* start Input data *

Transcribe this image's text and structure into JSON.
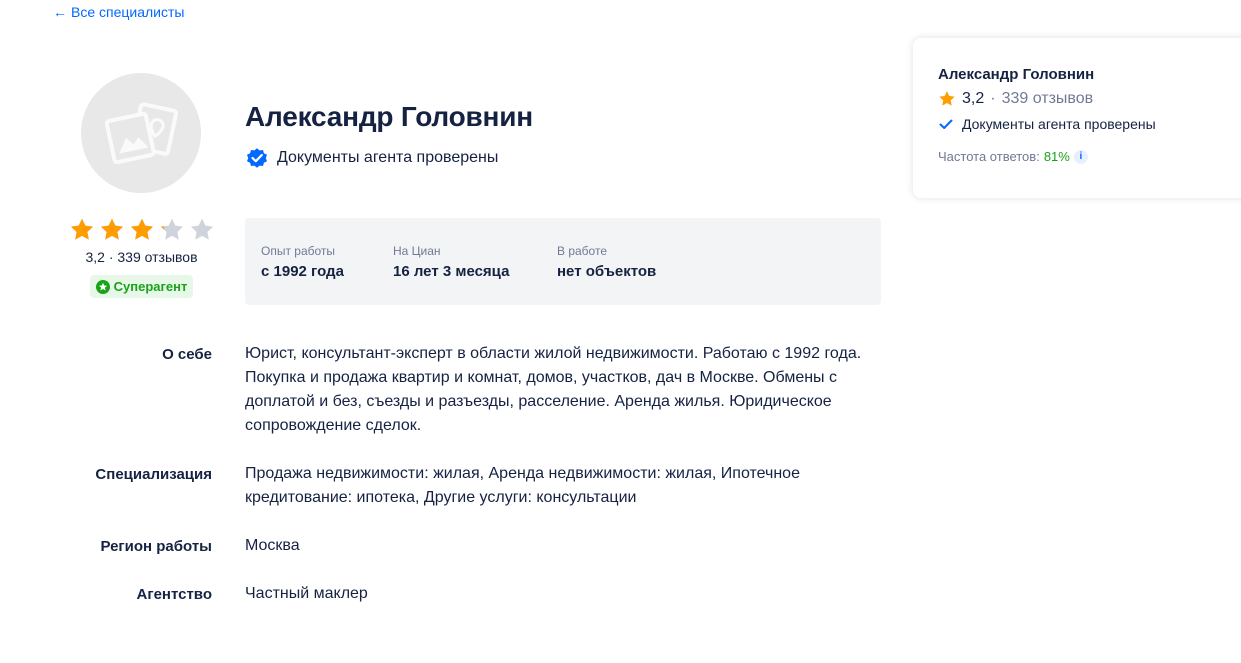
{
  "nav": {
    "back_arrow": "←",
    "back_label": "Все специалисты"
  },
  "profile": {
    "name": "Александр Головнин",
    "verified_text": "Документы агента проверены",
    "rating_text": "3,2 · 339 отзывов",
    "rating_value": 3.2,
    "rating_max": 5,
    "badge": "Суперагент"
  },
  "stats": [
    {
      "label": "Опыт работы",
      "value": "с 1992 года"
    },
    {
      "label": "На Циан",
      "value": "16 лет 3 месяца"
    },
    {
      "label": "В работе",
      "value": "нет объектов"
    }
  ],
  "info": [
    {
      "label": "О себе",
      "value": "Юрист, консультант-эксперт в области жилой недвижимости. Работаю с 1992 года. Покупка и продажа квартир и комнат, домов, участков, дач в Москве. Обмены с доплатой и без, съезды и разъезды, расселение. Аренда жилья. Юридическое сопровождение сделок."
    },
    {
      "label": "Специализация",
      "value": "Продажа недвижимости: жилая, Аренда недвижимости: жилая, Ипотечное кредитование: ипотека, Другие услуги: консультации"
    },
    {
      "label": "Регион работы",
      "value": "Москва"
    },
    {
      "label": "Агентство",
      "value": "Частный маклер"
    }
  ],
  "side_card": {
    "name": "Александр Головнин",
    "rating": "3,2",
    "separator": "·",
    "reviews": "339 отзывов",
    "verified_text": "Документы агента проверены",
    "freq_label": "Частота ответов:",
    "freq_value": "81%",
    "info_glyph": "i"
  },
  "colors": {
    "accent": "#0468ff",
    "star": "#ff9d00",
    "star_empty": "#cfd3dc",
    "success": "#19a319",
    "text": "#152242",
    "muted": "#707a95"
  }
}
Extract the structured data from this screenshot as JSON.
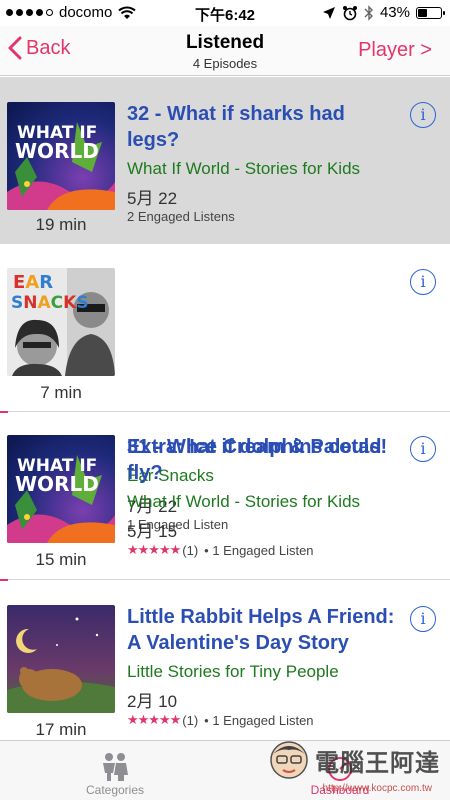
{
  "status": {
    "carrier": "docomo",
    "time": "下午6:42",
    "battery": "43%",
    "battery_level": 0.43
  },
  "nav": {
    "back_label": "Back",
    "title": "Listened",
    "subtitle": "4 Episodes",
    "right_label": "Player >"
  },
  "episodes": [
    {
      "title": "32 - What if sharks had legs?",
      "podcast": "What If World - Stories for Kids",
      "date": "5月 22",
      "meta": "2 Engaged Listens",
      "duration": "19 min",
      "art_text": "WHAT IF WORLD",
      "selected": true
    },
    {
      "title": "Extra: Ice Cream & Paletas!",
      "podcast": "Ear Snacks",
      "date": "7月 22",
      "meta": "1 Engaged Listen",
      "duration": "7 min",
      "art_text_1": "EAR",
      "art_text_2": "SNACKS"
    },
    {
      "title": "31 - What if dolphins could fly?",
      "podcast": "What If World - Stories for Kids",
      "date": "5月 15",
      "stars": "★★★★★",
      "rating_count": "(1)",
      "meta": "• 1 Engaged Listen",
      "duration": "15 min",
      "art_text": "WHAT IF WORLD"
    },
    {
      "title": "Little Rabbit Helps A Friend: A Valentine's Day Story",
      "podcast": "Little Stories for Tiny People",
      "date": "2月 10",
      "stars": "★★★★★",
      "rating_count": "(1)",
      "meta": "• 1 Engaged Listen",
      "duration": "17 min"
    }
  ],
  "info_glyph": "i",
  "tabs": {
    "categories": "Categories",
    "dashboard": "Dashboard"
  },
  "watermark": {
    "text": "電腦王阿達",
    "url": "http://www.kocpc.com.tw"
  },
  "colors": {
    "accent": "#e1366a",
    "title_blue": "#2b4eb3",
    "podcast_green": "#1e7a1e",
    "info_blue": "#2b64d6"
  }
}
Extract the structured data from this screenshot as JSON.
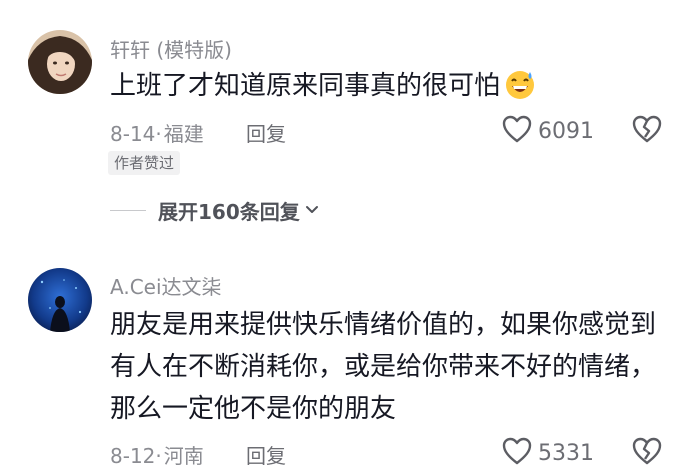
{
  "comments": [
    {
      "username": "轩轩 (模特版)",
      "content": "上班了才知道原来同事真的很可怕",
      "emoji": "grinning-sweat-face-icon",
      "date": "8-14",
      "separator": "·",
      "location": "福建",
      "reply_label": "回复",
      "likes": "6091",
      "badge": "作者赞过",
      "expand_label": "展开160条回复"
    },
    {
      "username": "A.Cei达文柒",
      "content_lines": [
        "朋友是用来提供快乐情绪价值的，如果你感觉到",
        "有人在不断消耗你，或是给你带来不好的情绪，",
        "那么一定他不是你的朋友"
      ],
      "date": "8-12",
      "separator": "·",
      "location": "河南",
      "reply_label": "回复",
      "likes": "5331"
    }
  ],
  "colors": {
    "primary_text": "#161823",
    "secondary_text": "#8a8b91",
    "badge_bg": "#f1f1f2"
  }
}
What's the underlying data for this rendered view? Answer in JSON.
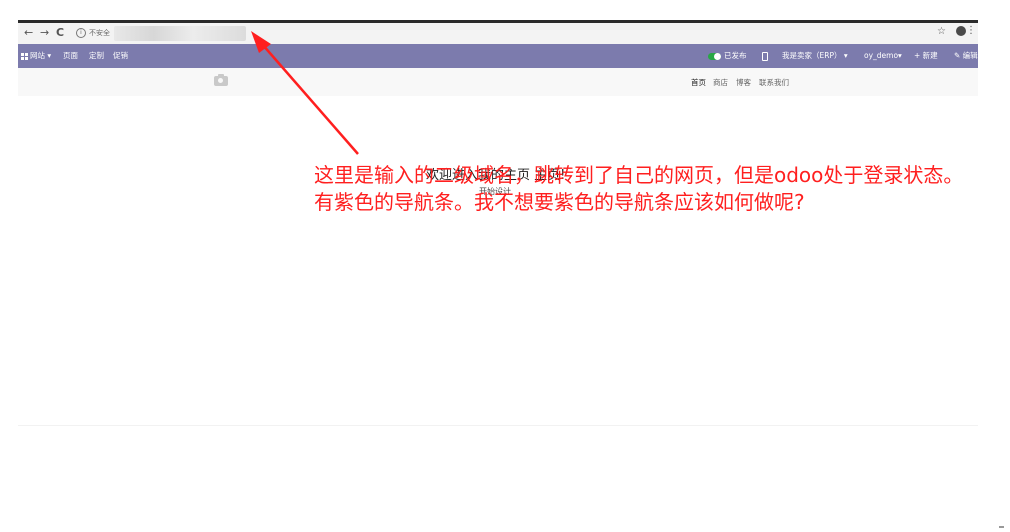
{
  "browser": {
    "back": "←",
    "forward": "→",
    "reload": "C",
    "security_label": "不安全",
    "star": "☆",
    "menu": "⋮"
  },
  "odoo_bar": {
    "apps_label": "网站",
    "apps_caret": "▾",
    "pages": "页面",
    "customize": "定制",
    "promote": "促销",
    "published_label": "已发布",
    "company": "我是卖家（ERP）",
    "company_caret": "▾",
    "user": "oy_demo",
    "user_caret": "▾",
    "new_label": "+ 新建",
    "edit_label": "✎ 编辑"
  },
  "site_header": {
    "menu": [
      "首页",
      "商店",
      "博客",
      "联系我们"
    ]
  },
  "content": {
    "welcome": "欢迎进入我的主页 主页!",
    "start_design": "开始设计"
  },
  "annotation": {
    "line1": "这里是输入的二级域名，跳转到了自己的网页，但是odoo处于登录状态。",
    "line2": "有紫色的导航条。我不想要紫色的导航条应该如何做呢?",
    "color": "#ff1f1f"
  },
  "colors": {
    "odoo_purple": "#7c7bad",
    "toggle_green": "#28a745"
  }
}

* end Input data *

◆ Direction ◆
The records above are to be reproduced exactly; the pictures are to be left out.

◆ Finished exercise ◆
Transcribe this image's text and structure into JSON.
{
  "nav": {
    "back_arrow": "←",
    "back_label": "Все специалисты"
  },
  "profile": {
    "name": "Александр Головнин",
    "verified_text": "Документы агента проверены",
    "rating_text": "3,2 · 339 отзывов",
    "rating_value": 3.2,
    "rating_max": 5,
    "badge": "Суперагент"
  },
  "stats": [
    {
      "label": "Опыт работы",
      "value": "с 1992 года"
    },
    {
      "label": "На Циан",
      "value": "16 лет 3 месяца"
    },
    {
      "label": "В работе",
      "value": "нет объектов"
    }
  ],
  "info": [
    {
      "label": "О себе",
      "value": "Юрист, консультант-эксперт в области жилой недвижимости. Работаю с 1992 года. Покупка и продажа квартир и комнат, домов, участков, дач в Москве. Обмены с доплатой и без, съезды и разъезды, расселение. Аренда жилья. Юридическое сопровождение сделок."
    },
    {
      "label": "Специализация",
      "value": "Продажа недвижимости: жилая, Аренда недвижимости: жилая, Ипотечное кредитование: ипотека, Другие услуги: консультации"
    },
    {
      "label": "Регион работы",
      "value": "Москва"
    },
    {
      "label": "Агентство",
      "value": "Частный маклер"
    }
  ],
  "side_card": {
    "name": "Александр Головнин",
    "rating": "3,2",
    "separator": "·",
    "reviews": "339 отзывов",
    "verified_text": "Документы агента проверены",
    "freq_label": "Частота ответов:",
    "freq_value": "81%",
    "info_glyph": "i"
  },
  "colors": {
    "accent": "#0468ff",
    "star": "#ff9d00",
    "star_empty": "#cfd3dc",
    "success": "#19a319",
    "text": "#152242",
    "muted": "#707a95"
  }
}
Extract the structured data from this screenshot as JSON.
{
  "status": {
    "carrier": "docomo",
    "time": "下午6:42",
    "battery": "43%",
    "battery_level": 0.43
  },
  "nav": {
    "back_label": "Back",
    "title": "Listened",
    "subtitle": "4 Episodes",
    "right_label": "Player >"
  },
  "episodes": [
    {
      "title": "32 - What if sharks had legs?",
      "podcast": "What If World - Stories for Kids",
      "date": "5月 22",
      "meta": "2 Engaged Listens",
      "duration": "19 min",
      "art_text": "WHAT IF WORLD",
      "selected": true
    },
    {
      "title": "Extra: Ice Cream & Paletas!",
      "podcast": "Ear Snacks",
      "date": "7月 22",
      "meta": "1 Engaged Listen",
      "duration": "7 min",
      "art_text_1": "EAR",
      "art_text_2": "SNACKS"
    },
    {
      "title": "31 - What if dolphins could fly?",
      "podcast": "What If World - Stories for Kids",
      "date": "5月 15",
      "stars": "★★★★★",
      "rating_count": "(1)",
      "meta": "• 1 Engaged Listen",
      "duration": "15 min",
      "art_text": "WHAT IF WORLD"
    },
    {
      "title": "Little Rabbit Helps A Friend: A Valentine's Day Story",
      "podcast": "Little Stories for Tiny People",
      "date": "2月 10",
      "stars": "★★★★★",
      "rating_count": "(1)",
      "meta": "• 1 Engaged Listen",
      "duration": "17 min"
    }
  ],
  "info_glyph": "i",
  "tabs": {
    "categories": "Categories",
    "dashboard": "Dashboard"
  },
  "watermark": {
    "text": "電腦王阿達",
    "url": "http://www.kocpc.com.tw"
  },
  "colors": {
    "accent": "#e1366a",
    "title_blue": "#2b4eb3",
    "podcast_green": "#1e7a1e",
    "info_blue": "#2b64d6"
  }
}
Extract the structured data from this screenshot as JSON.
{
  "comments": [
    {
      "username": "轩轩 (模特版)",
      "content": "上班了才知道原来同事真的很可怕",
      "emoji": "grinning-sweat-face-icon",
      "date": "8-14",
      "separator": "·",
      "location": "福建",
      "reply_label": "回复",
      "likes": "6091",
      "badge": "作者赞过",
      "expand_label": "展开160条回复"
    },
    {
      "username": "A.Cei达文柒",
      "content_lines": [
        "朋友是用来提供快乐情绪价值的，如果你感觉到",
        "有人在不断消耗你，或是给你带来不好的情绪，",
        "那么一定他不是你的朋友"
      ],
      "date": "8-12",
      "separator": "·",
      "location": "河南",
      "reply_label": "回复",
      "likes": "5331"
    }
  ],
  "colors": {
    "primary_text": "#161823",
    "secondary_text": "#8a8b91",
    "badge_bg": "#f1f1f2"
  }
}
What's the underlying data for this rendered view? Answer in JSON.
{
  "browser": {
    "back": "←",
    "forward": "→",
    "reload": "C",
    "security_label": "不安全",
    "star": "☆",
    "menu": "⋮"
  },
  "odoo_bar": {
    "apps_label": "网站",
    "apps_caret": "▾",
    "pages": "页面",
    "customize": "定制",
    "promote": "促销",
    "published_label": "已发布",
    "company": "我是卖家（ERP）",
    "company_caret": "▾",
    "user": "oy_demo",
    "user_caret": "▾",
    "new_label": "+ 新建",
    "edit_label": "✎ 编辑"
  },
  "site_header": {
    "menu": [
      "首页",
      "商店",
      "博客",
      "联系我们"
    ]
  },
  "content": {
    "welcome": "欢迎进入我的主页 主页!",
    "start_design": "开始设计"
  },
  "annotation": {
    "line1": "这里是输入的二级域名，跳转到了自己的网页，但是odoo处于登录状态。",
    "line2": "有紫色的导航条。我不想要紫色的导航条应该如何做呢?",
    "color": "#ff1f1f"
  },
  "colors": {
    "odoo_purple": "#7c7bad",
    "toggle_green": "#28a745"
  }
}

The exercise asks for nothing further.